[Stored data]
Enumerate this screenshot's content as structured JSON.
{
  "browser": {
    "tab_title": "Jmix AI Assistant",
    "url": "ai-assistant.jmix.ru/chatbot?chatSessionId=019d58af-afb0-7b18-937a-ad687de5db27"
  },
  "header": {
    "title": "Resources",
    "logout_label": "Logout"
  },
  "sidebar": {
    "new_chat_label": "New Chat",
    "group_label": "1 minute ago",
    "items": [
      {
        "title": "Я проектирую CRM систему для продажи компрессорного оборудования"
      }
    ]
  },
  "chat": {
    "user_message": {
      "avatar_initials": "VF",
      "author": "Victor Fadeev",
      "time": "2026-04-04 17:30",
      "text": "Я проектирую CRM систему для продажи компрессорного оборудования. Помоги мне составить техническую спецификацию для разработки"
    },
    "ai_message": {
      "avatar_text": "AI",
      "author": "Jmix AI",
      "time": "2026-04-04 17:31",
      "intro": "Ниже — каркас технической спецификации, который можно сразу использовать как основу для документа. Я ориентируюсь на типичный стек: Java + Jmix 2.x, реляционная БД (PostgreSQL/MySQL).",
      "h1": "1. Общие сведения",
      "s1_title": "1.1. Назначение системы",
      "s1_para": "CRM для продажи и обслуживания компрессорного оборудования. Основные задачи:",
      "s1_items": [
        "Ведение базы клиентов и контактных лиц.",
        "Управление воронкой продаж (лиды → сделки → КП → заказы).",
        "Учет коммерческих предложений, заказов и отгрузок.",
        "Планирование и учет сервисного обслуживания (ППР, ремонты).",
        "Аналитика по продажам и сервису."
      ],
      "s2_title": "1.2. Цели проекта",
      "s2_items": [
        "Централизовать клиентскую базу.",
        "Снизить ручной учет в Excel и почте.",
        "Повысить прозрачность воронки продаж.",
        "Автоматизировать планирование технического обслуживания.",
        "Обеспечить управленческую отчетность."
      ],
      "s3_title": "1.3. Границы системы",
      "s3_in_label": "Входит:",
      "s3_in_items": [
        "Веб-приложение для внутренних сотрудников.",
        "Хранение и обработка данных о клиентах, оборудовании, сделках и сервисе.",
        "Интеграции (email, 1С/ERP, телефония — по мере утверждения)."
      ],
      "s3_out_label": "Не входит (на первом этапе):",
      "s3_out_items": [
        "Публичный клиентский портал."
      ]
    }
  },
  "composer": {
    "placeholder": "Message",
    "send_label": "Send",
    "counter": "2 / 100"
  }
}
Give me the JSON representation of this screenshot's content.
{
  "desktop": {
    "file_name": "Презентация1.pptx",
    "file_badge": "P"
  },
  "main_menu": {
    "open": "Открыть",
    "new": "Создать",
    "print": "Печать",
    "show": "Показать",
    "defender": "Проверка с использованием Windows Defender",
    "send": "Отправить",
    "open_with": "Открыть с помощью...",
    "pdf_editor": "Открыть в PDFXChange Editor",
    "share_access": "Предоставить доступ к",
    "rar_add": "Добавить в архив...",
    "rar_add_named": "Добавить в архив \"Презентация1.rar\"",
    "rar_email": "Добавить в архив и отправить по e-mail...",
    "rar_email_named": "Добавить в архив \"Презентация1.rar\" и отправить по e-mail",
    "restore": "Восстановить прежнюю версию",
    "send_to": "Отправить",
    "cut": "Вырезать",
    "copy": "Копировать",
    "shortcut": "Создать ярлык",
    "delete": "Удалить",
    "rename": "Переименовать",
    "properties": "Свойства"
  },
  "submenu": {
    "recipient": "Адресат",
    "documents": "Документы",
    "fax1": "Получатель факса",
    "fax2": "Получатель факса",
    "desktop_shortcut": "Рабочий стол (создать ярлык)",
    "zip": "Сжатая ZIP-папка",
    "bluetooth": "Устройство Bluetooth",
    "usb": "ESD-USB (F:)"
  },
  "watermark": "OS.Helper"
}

Stated task:
Copy out exactly the lines between the line with "Give me the" and the last line of the entries, counting both of those lines.

Result of this exercise:
Give me the JSON representation of this screenshot's content.
{
  "desktop": {
    "file_name": "Презентация1.pptx",
    "file_badge": "P"
  },
  "main_menu": {
    "open": "Открыть",
    "new": "Создать",
    "print": "Печать",
    "show": "Показать",
    "defender": "Проверка с использованием Windows Defender",
    "send": "Отправить",
    "open_with": "Открыть с помощью...",
    "pdf_editor": "Открыть в PDFXChange Editor",
    "share_access": "Предоставить доступ к",
    "rar_add": "Добавить в архив...",
    "rar_add_named": "Добавить в архив \"Презентация1.rar\"",
    "rar_email": "Добавить в архив и отправить по e-mail...",
    "rar_email_named": "Добавить в архив \"Презентация1.rar\" и отправить по e-mail",
    "restore": "Восстановить прежнюю версию",
    "send_to": "Отправить",
    "cut": "Вырезать",
    "copy": "Копировать",
    "shortcut": "Создать ярлык",
    "delete": "Удалить",
    "rename": "Переименовать",
    "properties": "Свойства"
  },
  "submenu": {
    "recipient": "Адресат",
    "documents": "Документы",
    "fax1": "Получатель факса",
    "fax2": "Получатель факса",
    "desktop_shortcut": "Рабочий стол (создать ярлык)",
    "zip": "Сжатая ZIP-папка",
    "bluetooth": "Устройство Bluetooth",
    "usb": "ESD-USB (F:)"
  },
  "watermark": "OS.Helper"
}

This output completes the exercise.